- What is needed:
Search the listing below for the string "letter" and copy every line where it occurs.

(Figure collection entries)
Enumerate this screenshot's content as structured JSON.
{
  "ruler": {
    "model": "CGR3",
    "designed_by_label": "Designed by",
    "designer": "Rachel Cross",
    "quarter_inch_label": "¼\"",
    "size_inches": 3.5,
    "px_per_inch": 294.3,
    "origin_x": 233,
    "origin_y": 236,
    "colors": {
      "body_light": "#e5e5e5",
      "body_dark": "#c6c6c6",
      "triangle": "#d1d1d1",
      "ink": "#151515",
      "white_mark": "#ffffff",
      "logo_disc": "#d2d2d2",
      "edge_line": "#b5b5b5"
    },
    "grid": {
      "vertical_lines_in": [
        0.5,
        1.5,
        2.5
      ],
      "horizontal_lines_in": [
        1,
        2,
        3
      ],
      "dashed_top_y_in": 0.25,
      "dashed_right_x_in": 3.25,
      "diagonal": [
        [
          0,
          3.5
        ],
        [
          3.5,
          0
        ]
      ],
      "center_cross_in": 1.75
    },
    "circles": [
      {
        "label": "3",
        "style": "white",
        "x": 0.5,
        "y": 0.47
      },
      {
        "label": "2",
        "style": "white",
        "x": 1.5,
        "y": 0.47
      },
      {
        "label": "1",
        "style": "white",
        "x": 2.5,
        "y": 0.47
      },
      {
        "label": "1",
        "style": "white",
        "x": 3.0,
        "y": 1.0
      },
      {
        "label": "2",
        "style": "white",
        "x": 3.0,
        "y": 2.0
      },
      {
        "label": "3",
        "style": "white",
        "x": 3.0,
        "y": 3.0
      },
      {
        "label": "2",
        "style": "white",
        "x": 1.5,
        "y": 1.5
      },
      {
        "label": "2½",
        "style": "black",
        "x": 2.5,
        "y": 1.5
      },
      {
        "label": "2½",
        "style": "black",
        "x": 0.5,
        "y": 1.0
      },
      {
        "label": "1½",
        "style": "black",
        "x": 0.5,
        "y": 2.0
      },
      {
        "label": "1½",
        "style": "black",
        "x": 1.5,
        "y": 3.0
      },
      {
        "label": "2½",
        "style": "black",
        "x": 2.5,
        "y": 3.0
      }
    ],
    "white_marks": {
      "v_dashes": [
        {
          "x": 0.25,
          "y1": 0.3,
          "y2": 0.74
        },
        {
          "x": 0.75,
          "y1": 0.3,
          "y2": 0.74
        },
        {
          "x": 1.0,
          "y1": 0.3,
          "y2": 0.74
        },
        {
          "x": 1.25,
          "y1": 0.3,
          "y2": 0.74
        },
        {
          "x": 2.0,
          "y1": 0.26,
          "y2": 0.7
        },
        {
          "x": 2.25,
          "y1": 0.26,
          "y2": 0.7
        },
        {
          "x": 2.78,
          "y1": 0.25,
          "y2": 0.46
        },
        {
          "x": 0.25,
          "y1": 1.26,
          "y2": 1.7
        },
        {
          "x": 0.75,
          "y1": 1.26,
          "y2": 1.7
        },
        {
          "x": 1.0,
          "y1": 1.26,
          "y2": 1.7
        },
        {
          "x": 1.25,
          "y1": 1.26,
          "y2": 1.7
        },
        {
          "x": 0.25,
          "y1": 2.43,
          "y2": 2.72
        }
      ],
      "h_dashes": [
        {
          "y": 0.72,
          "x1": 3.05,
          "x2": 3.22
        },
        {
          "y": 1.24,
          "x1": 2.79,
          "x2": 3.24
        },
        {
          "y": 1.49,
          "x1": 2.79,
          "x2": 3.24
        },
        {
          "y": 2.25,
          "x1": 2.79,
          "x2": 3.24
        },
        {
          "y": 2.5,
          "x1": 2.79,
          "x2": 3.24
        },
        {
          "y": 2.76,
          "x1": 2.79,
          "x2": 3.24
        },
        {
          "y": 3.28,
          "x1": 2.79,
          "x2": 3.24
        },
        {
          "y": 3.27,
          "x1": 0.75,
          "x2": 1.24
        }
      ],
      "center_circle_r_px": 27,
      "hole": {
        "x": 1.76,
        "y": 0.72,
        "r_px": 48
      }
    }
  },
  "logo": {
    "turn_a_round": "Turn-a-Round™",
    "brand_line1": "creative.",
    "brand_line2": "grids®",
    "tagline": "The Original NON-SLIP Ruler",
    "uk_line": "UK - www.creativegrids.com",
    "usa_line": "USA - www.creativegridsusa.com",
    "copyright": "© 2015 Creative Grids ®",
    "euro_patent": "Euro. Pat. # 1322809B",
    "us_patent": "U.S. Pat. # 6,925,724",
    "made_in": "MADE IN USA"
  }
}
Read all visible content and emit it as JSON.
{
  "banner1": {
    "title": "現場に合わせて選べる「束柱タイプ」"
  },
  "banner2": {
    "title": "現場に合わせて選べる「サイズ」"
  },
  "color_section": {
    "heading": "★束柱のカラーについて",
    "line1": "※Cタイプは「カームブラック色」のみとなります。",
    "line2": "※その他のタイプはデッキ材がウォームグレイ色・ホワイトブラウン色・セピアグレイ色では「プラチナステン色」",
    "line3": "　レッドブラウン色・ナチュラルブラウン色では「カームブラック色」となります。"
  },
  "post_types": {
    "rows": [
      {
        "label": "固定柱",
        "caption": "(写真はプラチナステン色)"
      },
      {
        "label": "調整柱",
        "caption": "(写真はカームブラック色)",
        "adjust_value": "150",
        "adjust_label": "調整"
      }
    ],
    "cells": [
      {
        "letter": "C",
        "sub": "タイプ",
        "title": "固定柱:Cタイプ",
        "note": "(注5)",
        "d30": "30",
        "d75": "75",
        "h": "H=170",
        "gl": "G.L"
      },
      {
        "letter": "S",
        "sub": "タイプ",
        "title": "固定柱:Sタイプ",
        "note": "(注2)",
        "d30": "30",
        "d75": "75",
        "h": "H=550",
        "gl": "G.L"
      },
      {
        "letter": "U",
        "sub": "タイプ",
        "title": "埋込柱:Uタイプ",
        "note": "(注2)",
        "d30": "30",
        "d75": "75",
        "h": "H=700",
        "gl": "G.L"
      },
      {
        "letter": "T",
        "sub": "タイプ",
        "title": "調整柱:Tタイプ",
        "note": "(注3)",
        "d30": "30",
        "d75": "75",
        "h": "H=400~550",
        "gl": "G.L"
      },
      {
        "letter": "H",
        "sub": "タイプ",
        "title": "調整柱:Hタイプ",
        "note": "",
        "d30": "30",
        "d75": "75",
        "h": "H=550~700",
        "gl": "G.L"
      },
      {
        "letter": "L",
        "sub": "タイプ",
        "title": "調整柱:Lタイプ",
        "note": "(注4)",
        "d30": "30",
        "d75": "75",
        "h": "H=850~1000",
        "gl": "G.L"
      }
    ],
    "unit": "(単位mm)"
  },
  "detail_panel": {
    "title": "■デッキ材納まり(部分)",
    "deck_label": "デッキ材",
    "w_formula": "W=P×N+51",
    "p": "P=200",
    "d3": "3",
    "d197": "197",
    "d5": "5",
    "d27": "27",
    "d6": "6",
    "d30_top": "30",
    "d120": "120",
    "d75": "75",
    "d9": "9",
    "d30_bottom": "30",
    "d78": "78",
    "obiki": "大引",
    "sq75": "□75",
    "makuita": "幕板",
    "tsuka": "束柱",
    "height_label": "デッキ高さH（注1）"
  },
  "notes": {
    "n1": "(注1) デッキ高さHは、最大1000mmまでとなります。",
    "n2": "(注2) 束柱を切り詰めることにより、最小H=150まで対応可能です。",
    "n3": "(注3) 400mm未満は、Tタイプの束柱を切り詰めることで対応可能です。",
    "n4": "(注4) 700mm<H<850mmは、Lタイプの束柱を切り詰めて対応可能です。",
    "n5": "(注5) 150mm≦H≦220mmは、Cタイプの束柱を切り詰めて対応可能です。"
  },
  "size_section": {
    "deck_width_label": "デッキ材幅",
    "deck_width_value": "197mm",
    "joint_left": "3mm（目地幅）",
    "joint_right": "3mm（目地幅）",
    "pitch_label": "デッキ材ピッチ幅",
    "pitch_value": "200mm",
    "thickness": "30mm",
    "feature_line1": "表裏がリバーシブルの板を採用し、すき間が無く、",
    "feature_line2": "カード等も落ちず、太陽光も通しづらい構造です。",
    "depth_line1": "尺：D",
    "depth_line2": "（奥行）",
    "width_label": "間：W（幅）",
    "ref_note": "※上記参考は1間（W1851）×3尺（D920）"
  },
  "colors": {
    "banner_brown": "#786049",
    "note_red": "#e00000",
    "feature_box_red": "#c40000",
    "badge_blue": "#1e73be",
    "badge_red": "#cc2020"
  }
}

- Answer to this task:
        "letter": "C",
        "letter": "S",
        "letter": "U",
        "letter": "T",
        "letter": "H",
        "letter": "L",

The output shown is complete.